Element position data
* Start *

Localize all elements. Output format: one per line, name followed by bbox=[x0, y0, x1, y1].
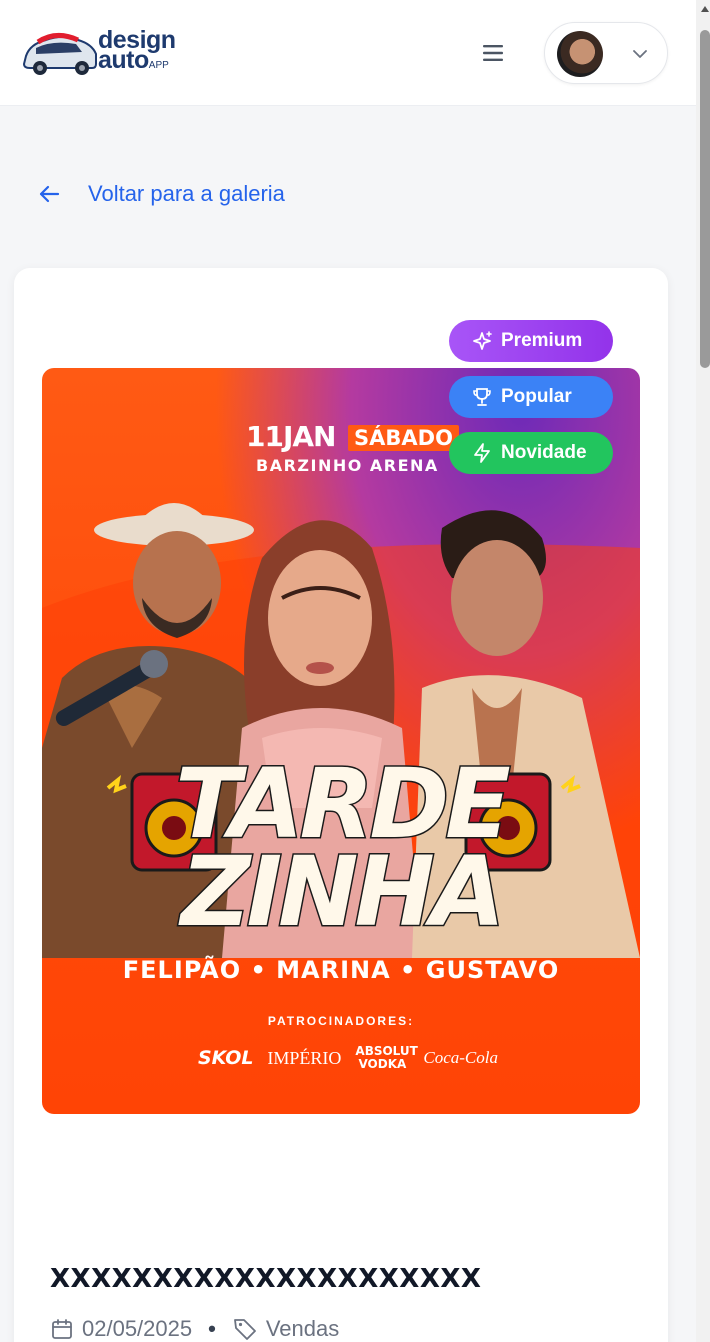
logo-suffix: APP bbox=[148, 60, 169, 71]
logo[interactable]: design autoAPP bbox=[22, 26, 182, 80]
logo-text: design autoAPP bbox=[98, 28, 176, 76]
sponsor-coca-cola: Coca-Cola bbox=[423, 1048, 498, 1067]
post-date: 02/05/2025 bbox=[82, 1316, 193, 1341]
sparkles-icon bbox=[473, 331, 492, 350]
scroll-up-arrow[interactable] bbox=[701, 6, 709, 12]
chevron-down-icon bbox=[633, 50, 647, 58]
user-avatar bbox=[557, 31, 603, 77]
calendar-icon bbox=[52, 1319, 72, 1339]
hamburger-icon bbox=[483, 45, 503, 61]
badge-popular-label: Popular bbox=[501, 386, 572, 407]
badge-premium-label: Premium bbox=[501, 330, 583, 351]
tag-icon bbox=[233, 1319, 256, 1340]
user-menu[interactable] bbox=[544, 22, 668, 84]
meta-separator: • bbox=[208, 1316, 216, 1341]
poster-venue: BARZINHO ARENA bbox=[256, 456, 439, 475]
scrollbar-thumb[interactable] bbox=[700, 30, 710, 368]
menu-button[interactable] bbox=[478, 38, 508, 68]
top-header: design autoAPP bbox=[0, 0, 696, 106]
badge-novidade-label: Novidade bbox=[501, 442, 587, 463]
poster-sponsors: SKOL IMPÉRIO ABSOLUT VODKA Coca-Cola bbox=[198, 1042, 498, 1074]
badge-popular: Popular bbox=[449, 376, 613, 418]
post-image[interactable]: 11JAN SÁBADO BARZINHO ARENA TARDE ZINHA … bbox=[42, 368, 640, 1114]
lightning-icon bbox=[474, 443, 490, 463]
poster-day: SÁBADO bbox=[348, 425, 459, 451]
trophy-icon bbox=[473, 388, 491, 406]
post-category[interactable]: Vendas bbox=[266, 1316, 339, 1342]
sponsor-absolut: ABSOLUT VODKA bbox=[355, 1044, 418, 1071]
poster-artists: FELIPÃO • MARINA • GUSTAVO bbox=[122, 956, 560, 984]
post-meta: 02/05/2025 • Vendas bbox=[50, 1316, 339, 1342]
post-title: XXXXXXXXXXXXXXXXXXXXX bbox=[50, 1264, 482, 1294]
back-to-gallery-link[interactable]: Voltar para a galeria bbox=[38, 176, 285, 212]
back-link-label: Voltar para a galeria bbox=[88, 181, 285, 206]
logo-line2: auto bbox=[98, 46, 149, 74]
poster-sponsors-label: PATROCINADORES: bbox=[267, 1014, 415, 1028]
car-logo-icon bbox=[22, 33, 97, 75]
sponsor-skol: SKOL bbox=[198, 1047, 254, 1069]
sponsor-imperio: IMPÉRIO bbox=[267, 1047, 342, 1068]
poster-title-line2: ZINHA bbox=[179, 835, 506, 950]
poster-date: 11JAN bbox=[246, 420, 336, 453]
badge-novidade: Novidade bbox=[449, 432, 613, 474]
arrow-left-icon bbox=[39, 185, 60, 203]
badge-premium: Premium bbox=[449, 320, 613, 362]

* End *

> _Stated problem_:
Reproduce the entries above with "hamburger-icon" swapped for "menu-icon" and everything else unchanged. Leave out the pictures.

> _Exercise output_:
Localize all elements. Output format: one per line, name followed by bbox=[x0, y0, x1, y1].
logo-suffix: APP bbox=[148, 60, 169, 71]
logo[interactable]: design autoAPP bbox=[22, 26, 182, 80]
logo-text: design autoAPP bbox=[98, 28, 176, 76]
sponsor-coca-cola: Coca-Cola bbox=[423, 1048, 498, 1067]
post-date: 02/05/2025 bbox=[82, 1316, 193, 1341]
sparkles-icon bbox=[473, 331, 492, 350]
scroll-up-arrow[interactable] bbox=[701, 6, 709, 12]
chevron-down-icon bbox=[633, 50, 647, 58]
user-avatar bbox=[557, 31, 603, 77]
calendar-icon bbox=[52, 1319, 72, 1339]
menu-icon bbox=[483, 45, 503, 61]
badge-popular-label: Popular bbox=[501, 386, 572, 407]
badge-premium-label: Premium bbox=[501, 330, 583, 351]
tag-icon bbox=[233, 1319, 256, 1340]
user-menu[interactable] bbox=[544, 22, 668, 84]
meta-separator: • bbox=[208, 1316, 216, 1341]
poster-venue: BARZINHO ARENA bbox=[256, 456, 439, 475]
scrollbar-thumb[interactable] bbox=[700, 30, 710, 368]
menu-button[interactable] bbox=[478, 38, 508, 68]
top-header: design autoAPP bbox=[0, 0, 696, 106]
badge-novidade-label: Novidade bbox=[501, 442, 587, 463]
poster-sponsors: SKOL IMPÉRIO ABSOLUT VODKA Coca-Cola bbox=[198, 1042, 498, 1074]
badge-popular: Popular bbox=[449, 376, 613, 418]
post-image[interactable]: 11JAN SÁBADO BARZINHO ARENA TARDE ZINHA … bbox=[42, 368, 640, 1114]
lightning-icon bbox=[474, 443, 490, 463]
poster-day: SÁBADO bbox=[348, 425, 459, 451]
trophy-icon bbox=[473, 388, 491, 406]
post-category[interactable]: Vendas bbox=[266, 1316, 339, 1342]
sponsor-absolut: ABSOLUT VODKA bbox=[355, 1044, 418, 1071]
poster-artists: FELIPÃO • MARINA • GUSTAVO bbox=[122, 956, 560, 984]
post-meta: 02/05/2025 • Vendas bbox=[50, 1316, 339, 1342]
post-title: XXXXXXXXXXXXXXXXXXXXX bbox=[50, 1264, 482, 1294]
back-to-gallery-link[interactable]: Voltar para a galeria bbox=[38, 176, 285, 212]
back-link-label: Voltar para a galeria bbox=[88, 181, 285, 206]
logo-line2: auto bbox=[98, 46, 149, 74]
poster-sponsors-label: PATROCINADORES: bbox=[267, 1014, 415, 1028]
car-logo-icon bbox=[22, 33, 97, 75]
sponsor-skol: SKOL bbox=[198, 1047, 254, 1069]
sponsor-imperio: IMPÉRIO bbox=[267, 1047, 342, 1068]
poster-title-line2: ZINHA bbox=[179, 835, 506, 950]
poster-date: 11JAN bbox=[246, 420, 336, 453]
badge-novidade: Novidade bbox=[449, 432, 613, 474]
arrow-left-icon bbox=[39, 185, 60, 203]
badge-premium: Premium bbox=[449, 320, 613, 362]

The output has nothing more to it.